[START]
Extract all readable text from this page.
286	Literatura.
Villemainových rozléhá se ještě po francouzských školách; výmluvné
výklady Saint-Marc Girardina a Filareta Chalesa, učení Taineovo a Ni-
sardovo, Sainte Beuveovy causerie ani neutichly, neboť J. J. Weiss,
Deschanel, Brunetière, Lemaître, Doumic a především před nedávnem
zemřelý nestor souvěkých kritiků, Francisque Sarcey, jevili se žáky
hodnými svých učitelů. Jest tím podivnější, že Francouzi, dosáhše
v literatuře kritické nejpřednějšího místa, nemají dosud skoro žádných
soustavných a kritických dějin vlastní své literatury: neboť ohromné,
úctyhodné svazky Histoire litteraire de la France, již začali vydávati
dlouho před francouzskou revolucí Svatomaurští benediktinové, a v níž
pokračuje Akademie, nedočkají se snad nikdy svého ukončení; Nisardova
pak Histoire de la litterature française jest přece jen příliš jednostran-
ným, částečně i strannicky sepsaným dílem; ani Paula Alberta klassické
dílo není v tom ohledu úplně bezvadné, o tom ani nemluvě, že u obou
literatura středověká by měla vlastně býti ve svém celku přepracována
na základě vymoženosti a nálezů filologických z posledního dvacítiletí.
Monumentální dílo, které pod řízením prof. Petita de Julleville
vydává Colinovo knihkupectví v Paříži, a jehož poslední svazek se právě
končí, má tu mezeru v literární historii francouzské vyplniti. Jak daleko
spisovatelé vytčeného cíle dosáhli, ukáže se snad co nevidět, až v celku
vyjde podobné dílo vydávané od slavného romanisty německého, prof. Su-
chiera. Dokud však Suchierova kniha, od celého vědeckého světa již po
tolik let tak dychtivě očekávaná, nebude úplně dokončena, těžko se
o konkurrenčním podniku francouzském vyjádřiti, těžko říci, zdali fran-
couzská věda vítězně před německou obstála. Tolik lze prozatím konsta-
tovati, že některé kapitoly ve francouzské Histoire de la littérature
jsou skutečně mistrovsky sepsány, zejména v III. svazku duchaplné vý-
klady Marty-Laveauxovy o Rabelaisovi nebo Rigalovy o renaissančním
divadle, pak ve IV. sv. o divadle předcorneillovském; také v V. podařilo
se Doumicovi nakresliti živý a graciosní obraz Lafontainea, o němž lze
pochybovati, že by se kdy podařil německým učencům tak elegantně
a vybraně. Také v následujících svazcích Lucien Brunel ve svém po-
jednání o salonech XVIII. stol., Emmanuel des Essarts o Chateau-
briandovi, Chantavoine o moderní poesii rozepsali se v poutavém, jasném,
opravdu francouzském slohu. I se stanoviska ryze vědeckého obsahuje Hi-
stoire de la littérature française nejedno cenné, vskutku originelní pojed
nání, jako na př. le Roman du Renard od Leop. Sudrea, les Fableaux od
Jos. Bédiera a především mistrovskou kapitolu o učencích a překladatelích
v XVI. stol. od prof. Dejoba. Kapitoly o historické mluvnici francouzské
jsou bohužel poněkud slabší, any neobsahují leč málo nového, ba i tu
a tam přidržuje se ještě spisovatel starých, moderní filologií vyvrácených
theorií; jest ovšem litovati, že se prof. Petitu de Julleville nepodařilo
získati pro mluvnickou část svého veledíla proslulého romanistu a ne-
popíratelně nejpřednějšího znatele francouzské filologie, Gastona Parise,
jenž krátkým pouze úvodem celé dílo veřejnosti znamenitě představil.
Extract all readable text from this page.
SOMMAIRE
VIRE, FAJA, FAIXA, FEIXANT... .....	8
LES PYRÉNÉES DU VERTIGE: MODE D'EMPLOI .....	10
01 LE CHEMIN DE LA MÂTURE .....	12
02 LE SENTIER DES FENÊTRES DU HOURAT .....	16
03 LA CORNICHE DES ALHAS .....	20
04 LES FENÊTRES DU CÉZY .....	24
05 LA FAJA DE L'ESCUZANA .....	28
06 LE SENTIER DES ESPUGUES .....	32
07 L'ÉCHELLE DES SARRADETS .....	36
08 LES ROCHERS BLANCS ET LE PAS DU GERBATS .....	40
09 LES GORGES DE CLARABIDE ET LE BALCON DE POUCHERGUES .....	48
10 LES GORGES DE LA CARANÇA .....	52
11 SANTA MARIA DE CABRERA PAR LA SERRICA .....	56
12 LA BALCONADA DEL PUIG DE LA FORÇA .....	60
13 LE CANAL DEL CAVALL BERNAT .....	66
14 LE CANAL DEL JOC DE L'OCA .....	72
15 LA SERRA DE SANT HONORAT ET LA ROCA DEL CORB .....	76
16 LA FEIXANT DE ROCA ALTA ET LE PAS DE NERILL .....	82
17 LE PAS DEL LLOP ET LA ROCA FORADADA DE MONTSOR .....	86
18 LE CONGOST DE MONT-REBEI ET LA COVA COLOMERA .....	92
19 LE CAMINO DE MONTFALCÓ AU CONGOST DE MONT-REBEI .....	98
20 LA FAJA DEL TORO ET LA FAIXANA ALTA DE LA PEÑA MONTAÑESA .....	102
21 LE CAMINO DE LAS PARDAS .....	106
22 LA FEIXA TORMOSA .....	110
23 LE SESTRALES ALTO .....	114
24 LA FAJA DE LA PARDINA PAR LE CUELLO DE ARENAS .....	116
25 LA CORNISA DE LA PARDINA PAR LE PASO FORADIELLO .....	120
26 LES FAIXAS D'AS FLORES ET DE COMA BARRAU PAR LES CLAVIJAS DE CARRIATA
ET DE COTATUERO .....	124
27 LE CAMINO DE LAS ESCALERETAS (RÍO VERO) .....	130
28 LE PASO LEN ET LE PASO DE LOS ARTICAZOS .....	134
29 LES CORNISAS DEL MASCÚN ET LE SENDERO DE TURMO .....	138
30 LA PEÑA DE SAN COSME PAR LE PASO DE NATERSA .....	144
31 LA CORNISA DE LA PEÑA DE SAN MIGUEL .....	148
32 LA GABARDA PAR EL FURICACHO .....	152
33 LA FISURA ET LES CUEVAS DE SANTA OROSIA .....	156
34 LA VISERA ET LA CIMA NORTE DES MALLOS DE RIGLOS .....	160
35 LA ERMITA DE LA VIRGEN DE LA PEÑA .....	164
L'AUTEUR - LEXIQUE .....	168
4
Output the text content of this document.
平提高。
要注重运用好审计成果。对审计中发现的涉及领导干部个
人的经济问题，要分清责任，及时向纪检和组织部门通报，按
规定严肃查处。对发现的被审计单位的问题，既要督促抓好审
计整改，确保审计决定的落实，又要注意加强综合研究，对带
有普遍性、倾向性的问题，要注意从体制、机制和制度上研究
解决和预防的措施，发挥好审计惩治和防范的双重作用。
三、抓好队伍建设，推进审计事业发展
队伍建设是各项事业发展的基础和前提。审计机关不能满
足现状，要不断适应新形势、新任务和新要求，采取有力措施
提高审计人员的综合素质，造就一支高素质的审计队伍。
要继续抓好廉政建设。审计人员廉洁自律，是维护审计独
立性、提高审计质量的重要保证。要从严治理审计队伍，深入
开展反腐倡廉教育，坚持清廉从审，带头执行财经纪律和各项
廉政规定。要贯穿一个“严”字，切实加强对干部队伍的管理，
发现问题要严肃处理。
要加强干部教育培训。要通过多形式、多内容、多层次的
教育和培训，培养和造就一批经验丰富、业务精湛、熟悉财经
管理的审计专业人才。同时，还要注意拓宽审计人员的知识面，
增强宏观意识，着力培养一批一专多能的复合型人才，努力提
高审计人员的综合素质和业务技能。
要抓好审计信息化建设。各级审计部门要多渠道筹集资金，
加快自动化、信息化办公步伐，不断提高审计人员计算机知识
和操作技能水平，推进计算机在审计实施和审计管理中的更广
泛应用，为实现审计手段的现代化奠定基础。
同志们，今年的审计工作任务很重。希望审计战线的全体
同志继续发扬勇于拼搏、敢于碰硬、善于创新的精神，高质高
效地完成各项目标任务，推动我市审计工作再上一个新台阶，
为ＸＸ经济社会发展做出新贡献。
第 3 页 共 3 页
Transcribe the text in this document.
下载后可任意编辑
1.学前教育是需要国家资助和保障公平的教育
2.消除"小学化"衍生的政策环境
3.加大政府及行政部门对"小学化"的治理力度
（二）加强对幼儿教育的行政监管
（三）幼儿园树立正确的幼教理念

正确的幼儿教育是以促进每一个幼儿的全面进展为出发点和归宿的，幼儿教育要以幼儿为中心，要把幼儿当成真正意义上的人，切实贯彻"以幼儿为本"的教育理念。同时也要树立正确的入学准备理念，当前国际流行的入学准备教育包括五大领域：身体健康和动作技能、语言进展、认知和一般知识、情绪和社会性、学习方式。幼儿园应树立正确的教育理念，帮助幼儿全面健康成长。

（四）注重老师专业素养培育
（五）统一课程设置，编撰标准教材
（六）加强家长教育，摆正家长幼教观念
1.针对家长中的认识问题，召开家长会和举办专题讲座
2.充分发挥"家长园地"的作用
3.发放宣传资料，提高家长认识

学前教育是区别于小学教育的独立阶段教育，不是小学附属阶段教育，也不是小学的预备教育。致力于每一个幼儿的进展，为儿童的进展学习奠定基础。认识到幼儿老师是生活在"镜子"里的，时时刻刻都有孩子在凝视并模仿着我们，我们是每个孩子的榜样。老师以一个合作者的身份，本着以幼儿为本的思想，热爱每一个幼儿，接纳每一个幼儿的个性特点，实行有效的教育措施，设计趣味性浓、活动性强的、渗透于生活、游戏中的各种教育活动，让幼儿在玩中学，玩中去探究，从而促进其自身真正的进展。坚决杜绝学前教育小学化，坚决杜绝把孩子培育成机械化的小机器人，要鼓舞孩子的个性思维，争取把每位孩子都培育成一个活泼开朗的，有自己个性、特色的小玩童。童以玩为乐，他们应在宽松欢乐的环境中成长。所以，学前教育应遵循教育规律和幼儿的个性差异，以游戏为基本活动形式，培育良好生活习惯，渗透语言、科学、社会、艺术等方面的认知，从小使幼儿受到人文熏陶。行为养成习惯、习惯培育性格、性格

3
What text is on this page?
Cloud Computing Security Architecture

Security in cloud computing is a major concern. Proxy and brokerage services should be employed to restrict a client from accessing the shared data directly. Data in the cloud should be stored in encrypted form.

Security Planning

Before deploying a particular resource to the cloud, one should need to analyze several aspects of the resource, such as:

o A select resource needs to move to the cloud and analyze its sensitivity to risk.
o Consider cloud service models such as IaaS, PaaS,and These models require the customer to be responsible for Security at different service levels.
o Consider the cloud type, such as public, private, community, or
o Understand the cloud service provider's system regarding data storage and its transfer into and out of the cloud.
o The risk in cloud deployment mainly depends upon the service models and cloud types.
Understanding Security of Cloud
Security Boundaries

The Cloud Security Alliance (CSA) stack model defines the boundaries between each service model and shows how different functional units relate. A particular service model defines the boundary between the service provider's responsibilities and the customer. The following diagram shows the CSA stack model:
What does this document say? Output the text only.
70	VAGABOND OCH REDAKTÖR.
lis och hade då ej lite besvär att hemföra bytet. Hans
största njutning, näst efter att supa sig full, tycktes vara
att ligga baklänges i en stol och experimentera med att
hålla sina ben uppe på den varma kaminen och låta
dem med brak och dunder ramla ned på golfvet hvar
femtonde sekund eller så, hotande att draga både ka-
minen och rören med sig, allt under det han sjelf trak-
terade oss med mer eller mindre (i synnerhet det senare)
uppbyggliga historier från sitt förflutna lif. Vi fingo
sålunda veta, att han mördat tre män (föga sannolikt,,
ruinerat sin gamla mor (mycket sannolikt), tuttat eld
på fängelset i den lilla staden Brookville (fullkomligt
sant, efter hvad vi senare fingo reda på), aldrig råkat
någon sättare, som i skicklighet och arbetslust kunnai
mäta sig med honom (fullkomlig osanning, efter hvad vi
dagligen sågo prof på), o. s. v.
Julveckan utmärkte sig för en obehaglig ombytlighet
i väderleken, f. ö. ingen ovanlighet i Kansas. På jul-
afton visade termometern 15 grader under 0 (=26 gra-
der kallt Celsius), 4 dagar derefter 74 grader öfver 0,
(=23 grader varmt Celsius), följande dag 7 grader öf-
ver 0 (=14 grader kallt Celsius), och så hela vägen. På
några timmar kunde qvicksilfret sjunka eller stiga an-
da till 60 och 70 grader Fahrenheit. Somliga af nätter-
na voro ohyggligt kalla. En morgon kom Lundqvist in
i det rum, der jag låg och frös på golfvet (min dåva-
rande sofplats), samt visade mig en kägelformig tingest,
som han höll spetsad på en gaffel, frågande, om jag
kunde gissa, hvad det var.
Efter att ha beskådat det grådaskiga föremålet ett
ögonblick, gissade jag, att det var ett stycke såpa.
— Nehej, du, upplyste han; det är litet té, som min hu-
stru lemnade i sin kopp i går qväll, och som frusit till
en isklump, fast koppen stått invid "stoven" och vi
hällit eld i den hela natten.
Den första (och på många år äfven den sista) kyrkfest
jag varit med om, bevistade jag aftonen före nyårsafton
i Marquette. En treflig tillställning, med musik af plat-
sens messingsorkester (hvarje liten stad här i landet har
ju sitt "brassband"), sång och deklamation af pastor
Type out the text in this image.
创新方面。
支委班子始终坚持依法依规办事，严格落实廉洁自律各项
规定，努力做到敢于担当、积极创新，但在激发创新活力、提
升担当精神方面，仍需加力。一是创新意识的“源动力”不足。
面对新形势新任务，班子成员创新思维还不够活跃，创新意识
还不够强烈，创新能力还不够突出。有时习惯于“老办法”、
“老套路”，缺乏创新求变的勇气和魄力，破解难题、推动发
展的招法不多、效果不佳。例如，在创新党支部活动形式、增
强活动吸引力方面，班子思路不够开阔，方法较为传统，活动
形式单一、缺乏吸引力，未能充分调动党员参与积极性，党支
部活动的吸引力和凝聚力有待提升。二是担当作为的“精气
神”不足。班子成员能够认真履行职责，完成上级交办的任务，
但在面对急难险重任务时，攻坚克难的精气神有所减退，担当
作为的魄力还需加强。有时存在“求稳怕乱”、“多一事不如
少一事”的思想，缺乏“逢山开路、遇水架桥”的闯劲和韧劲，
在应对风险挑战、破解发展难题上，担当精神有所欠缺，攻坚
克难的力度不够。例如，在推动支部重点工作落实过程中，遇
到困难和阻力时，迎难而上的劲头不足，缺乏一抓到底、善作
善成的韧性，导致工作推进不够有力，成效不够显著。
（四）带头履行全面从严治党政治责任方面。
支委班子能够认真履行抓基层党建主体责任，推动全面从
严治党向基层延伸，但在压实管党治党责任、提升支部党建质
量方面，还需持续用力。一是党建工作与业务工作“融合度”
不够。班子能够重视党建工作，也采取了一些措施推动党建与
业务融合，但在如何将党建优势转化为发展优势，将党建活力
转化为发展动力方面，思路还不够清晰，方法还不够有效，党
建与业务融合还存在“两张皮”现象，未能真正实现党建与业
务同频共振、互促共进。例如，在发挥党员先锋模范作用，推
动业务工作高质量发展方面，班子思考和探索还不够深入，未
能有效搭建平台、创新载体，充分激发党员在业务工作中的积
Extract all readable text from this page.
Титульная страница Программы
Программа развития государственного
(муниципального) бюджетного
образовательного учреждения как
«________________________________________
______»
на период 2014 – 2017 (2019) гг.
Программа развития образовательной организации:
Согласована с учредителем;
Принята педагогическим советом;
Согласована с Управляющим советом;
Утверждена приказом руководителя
[END]
■ **What the task asks**:
Copy each line above where the string "PEÑA" occurs.

■ **Worked answer**:
20 LA FAJA DEL TORO ET LA FAIXANA ALTA DE LA PEÑA MONTAÑESA .....	102
30 LA PEÑA DE SAN COSME PAR LE PASO DE NATERSA .....	144
31 LA CORNISA DE LA PEÑA DE SAN MIGUEL .....	148
35 LA ERMITA DE LA VIRGEN DE LA PEÑA .....	164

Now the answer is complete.